» Required task:
Identify and copy all lines of the material where the string "strain" is found.

########################################

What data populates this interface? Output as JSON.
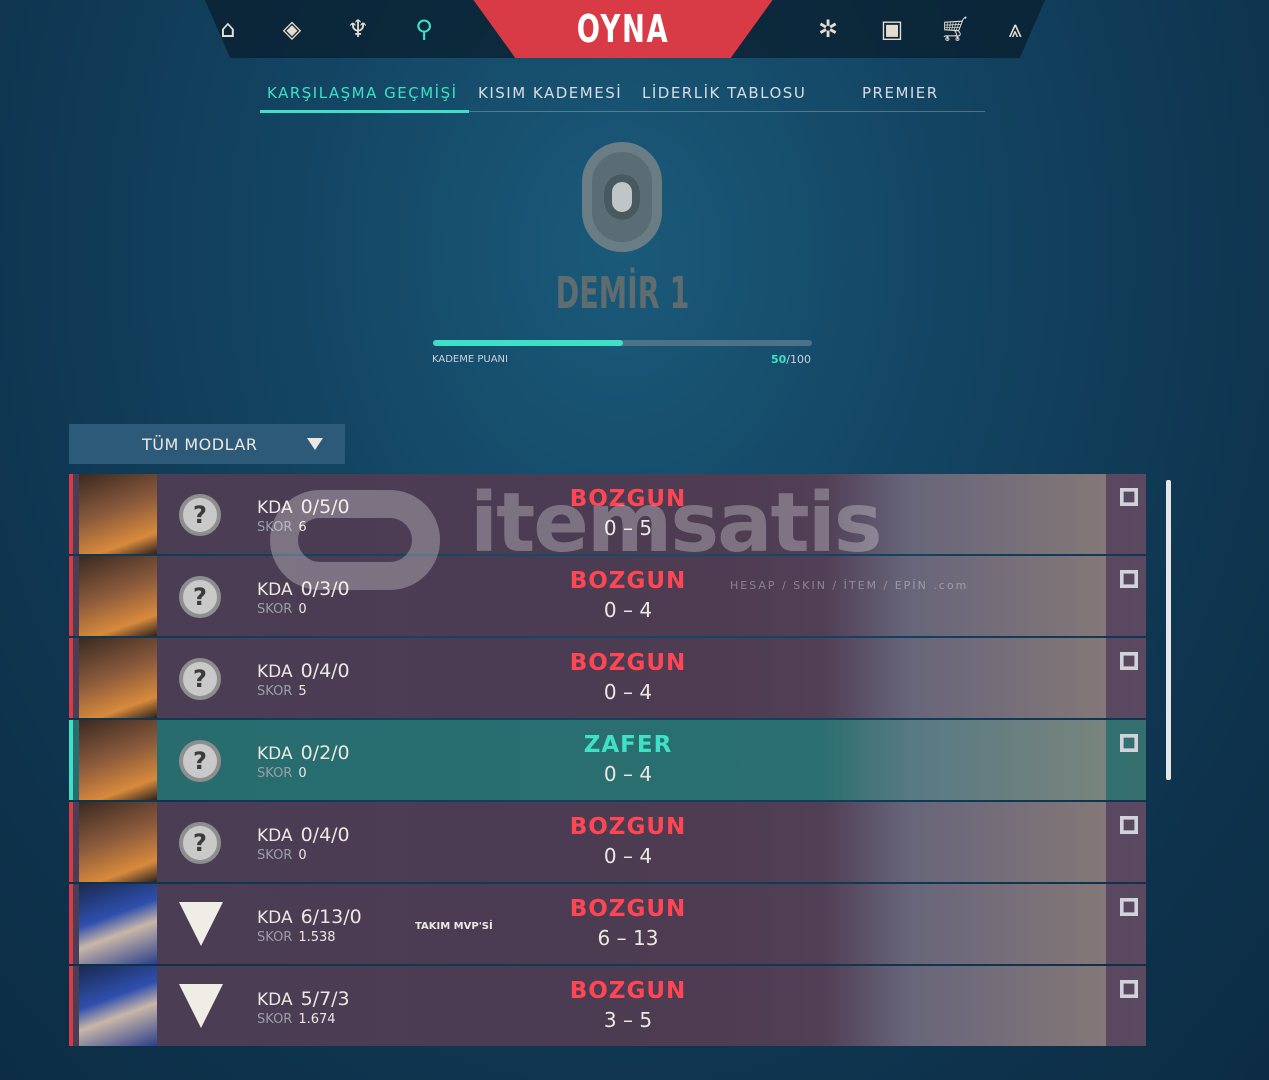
{
  "nav": {
    "play_label": "OYNA",
    "icons": [
      "home-icon",
      "agents-icon",
      "collection-icon",
      "career-icon",
      "esports-icon",
      "battlepass-icon",
      "store-icon",
      "rank-icon"
    ]
  },
  "tabs": [
    {
      "label": "KARŞILAŞMA GEÇMİŞİ",
      "active": true
    },
    {
      "label": "KISIM KADEMESİ"
    },
    {
      "label": "LİDERLİK TABLOSU"
    },
    {
      "label": "PREMIER"
    }
  ],
  "rank": {
    "name": "DEMİR 1",
    "rr_label": "KADEME PUANI",
    "rr_value": "50",
    "rr_max": "/100",
    "rr_fraction": 0.5
  },
  "filter": {
    "selected": "TÜM MODLAR"
  },
  "matches": [
    {
      "kda_label": "KDA",
      "kda": "0/5/0",
      "skor_label": "SKOR",
      "skor": "6",
      "result": "BOZGUN",
      "score": "0 – 5",
      "win": false,
      "agent": "orange"
    },
    {
      "kda_label": "KDA",
      "kda": "0/3/0",
      "skor_label": "SKOR",
      "skor": "0",
      "result": "BOZGUN",
      "score": "0 – 4",
      "win": false,
      "agent": "orange"
    },
    {
      "kda_label": "KDA",
      "kda": "0/4/0",
      "skor_label": "SKOR",
      "skor": "5",
      "result": "BOZGUN",
      "score": "0 – 4",
      "win": false,
      "agent": "orange"
    },
    {
      "kda_label": "KDA",
      "kda": "0/2/0",
      "skor_label": "SKOR",
      "skor": "0",
      "result": "ZAFER",
      "score": "0 – 4",
      "win": true,
      "agent": "orange"
    },
    {
      "kda_label": "KDA",
      "kda": "0/4/0",
      "skor_label": "SKOR",
      "skor": "0",
      "result": "BOZGUN",
      "score": "0 – 4",
      "win": false,
      "agent": "orange"
    },
    {
      "kda_label": "KDA",
      "kda": "6/13/0",
      "skor_label": "SKOR",
      "skor": "1.538",
      "mvp": "TAKIM MVP'Sİ",
      "result": "BOZGUN",
      "score": "6 – 13",
      "win": false,
      "agent": "blue"
    },
    {
      "kda_label": "KDA",
      "kda": "5/7/3",
      "skor_label": "SKOR",
      "skor": "1.674",
      "result": "BOZGUN",
      "score": "3 – 5",
      "win": false,
      "agent": "blue"
    }
  ],
  "watermark": {
    "text": "itemsatis",
    "sub": "HESAP / SKIN / İTEM / EPİN .com"
  },
  "colors": {
    "accent": "#3fe0c5",
    "loss": "#ff4655",
    "play": "#d83a46"
  }
}
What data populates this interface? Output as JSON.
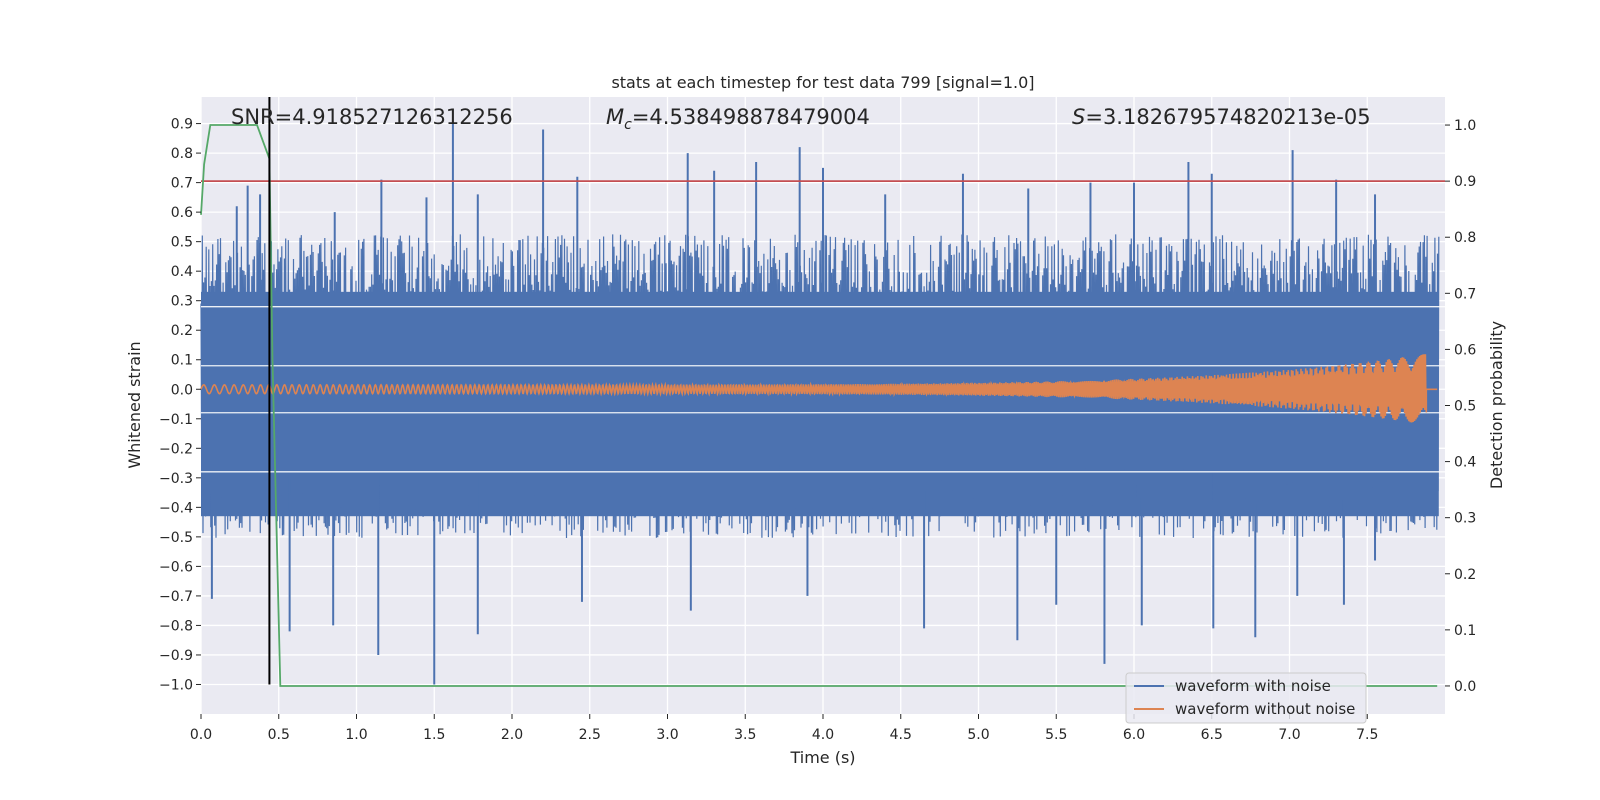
{
  "chart_data": {
    "type": "line",
    "title": "stats at each timestep for test data 799 [signal=1.0]",
    "xlabel": "Time (s)",
    "ylabel": "Whitened strain",
    "ylabel_right": "Detection probability",
    "xlim": [
      0.0,
      8.0
    ],
    "ylim": [
      -1.1,
      0.99
    ],
    "ylim_right": [
      -0.05,
      1.05
    ],
    "xticks": [
      0.0,
      0.5,
      1.0,
      1.5,
      2.0,
      2.5,
      3.0,
      3.5,
      4.0,
      4.5,
      5.0,
      5.5,
      6.0,
      6.5,
      7.0,
      7.5
    ],
    "xtick_labels": [
      "0.0",
      "0.5",
      "1.0",
      "1.5",
      "2.0",
      "2.5",
      "3.0",
      "3.5",
      "4.0",
      "4.5",
      "5.0",
      "5.5",
      "6.0",
      "6.5",
      "7.0",
      "7.5"
    ],
    "yticks": [
      0.9,
      0.8,
      0.7,
      0.6,
      0.5,
      0.4,
      0.3,
      0.2,
      0.1,
      0.0,
      -0.1,
      -0.2,
      -0.3,
      -0.4,
      -0.5,
      -0.6,
      -0.7,
      -0.8,
      -0.9,
      -1.0
    ],
    "ytick_labels": [
      "0.9",
      "0.8",
      "0.7",
      "0.6",
      "0.5",
      "0.4",
      "0.3",
      "0.2",
      "0.1",
      "0.0",
      "−0.1",
      "−0.2",
      "−0.3",
      "−0.4",
      "−0.5",
      "−0.6",
      "−0.7",
      "−0.8",
      "−0.9",
      "−1.0"
    ],
    "yticks_right": [
      1.0,
      0.9,
      0.8,
      0.7,
      0.6,
      0.5,
      0.4,
      0.3,
      0.2,
      0.1,
      0.0
    ],
    "ytick_labels_right": [
      "1.0",
      "0.9",
      "0.8",
      "0.7",
      "0.6",
      "0.5",
      "0.4",
      "0.3",
      "0.2",
      "0.1",
      "0.0"
    ],
    "annotations": {
      "snr": "SNR=4.918527126312256",
      "mc_symbol": "M",
      "mc_sub": "c",
      "mc_value": "=4.538498878479004",
      "s_symbol": "S",
      "s_value": "=3.182679574820213e-05"
    },
    "series": [
      {
        "name": "waveform with noise",
        "color": "#4c72b0",
        "axis": "left",
        "description": "dense noisy strain, roughly ±0.5 with spikes to ±0.9",
        "envelope_top": 0.5,
        "envelope_bottom": -0.48,
        "peaks": [
          [
            0.23,
            0.62
          ],
          [
            0.3,
            0.69
          ],
          [
            0.38,
            0.66
          ],
          [
            0.86,
            0.6
          ],
          [
            1.16,
            0.71
          ],
          [
            1.45,
            0.65
          ],
          [
            1.62,
            0.9
          ],
          [
            1.78,
            0.66
          ],
          [
            2.2,
            0.88
          ],
          [
            2.42,
            0.72
          ],
          [
            3.13,
            0.8
          ],
          [
            3.3,
            0.74
          ],
          [
            3.57,
            0.77
          ],
          [
            3.85,
            0.82
          ],
          [
            4.0,
            0.75
          ],
          [
            4.4,
            0.66
          ],
          [
            4.9,
            0.73
          ],
          [
            5.32,
            0.68
          ],
          [
            5.72,
            0.7
          ],
          [
            6.0,
            0.7
          ],
          [
            6.35,
            0.77
          ],
          [
            6.5,
            0.73
          ],
          [
            7.02,
            0.81
          ],
          [
            7.3,
            0.71
          ],
          [
            7.55,
            0.66
          ]
        ],
        "troughs": [
          [
            0.07,
            -0.71
          ],
          [
            0.57,
            -0.82
          ],
          [
            0.85,
            -0.8
          ],
          [
            1.14,
            -0.9
          ],
          [
            1.5,
            -1.0
          ],
          [
            1.78,
            -0.83
          ],
          [
            2.45,
            -0.72
          ],
          [
            3.15,
            -0.75
          ],
          [
            3.9,
            -0.7
          ],
          [
            4.65,
            -0.81
          ],
          [
            5.25,
            -0.85
          ],
          [
            5.5,
            -0.73
          ],
          [
            5.81,
            -0.93
          ],
          [
            6.05,
            -0.8
          ],
          [
            6.51,
            -0.81
          ],
          [
            6.78,
            -0.84
          ],
          [
            7.05,
            -0.7
          ],
          [
            7.35,
            -0.73
          ],
          [
            7.55,
            -0.58
          ]
        ]
      },
      {
        "name": "waveform without noise",
        "color": "#dd8452",
        "axis": "left",
        "description": "chirp signal, amplitude grows from 0.015 to about 0.12 until merger at 7.88 s, zero afterwards",
        "t_end": 7.88,
        "amp_start": 0.015,
        "amp_end": 0.12
      },
      {
        "name": "detection probability",
        "color": "#55a868",
        "axis": "right",
        "x": [
          0.0,
          0.02,
          0.06,
          0.15,
          0.26,
          0.31,
          0.36,
          0.4,
          0.44,
          0.46,
          0.48,
          0.51,
          1.0,
          7.95
        ],
        "y": [
          0.84,
          0.93,
          1.0,
          1.0,
          1.0,
          1.0,
          1.0,
          0.97,
          0.94,
          0.58,
          0.35,
          0.0,
          0.0,
          0.0
        ]
      }
    ],
    "threshold": {
      "y": 0.9,
      "axis": "right",
      "color": "#c44e52"
    },
    "detection_marker": {
      "x": 0.44,
      "y_top": 0.99,
      "y_bottom": -1.0,
      "axis": "left",
      "color": "#000000"
    },
    "legend": {
      "position": "lower-right",
      "entries": [
        {
          "label": "waveform with noise",
          "color": "#4c72b0"
        },
        {
          "label": "waveform without noise",
          "color": "#dd8452"
        }
      ]
    }
  }
}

########################################

» Finished exercise:
    "ylabel": "Whitened strain",
        "description": "dense noisy strain, roughly ±0.5 with spikes to ±0.9",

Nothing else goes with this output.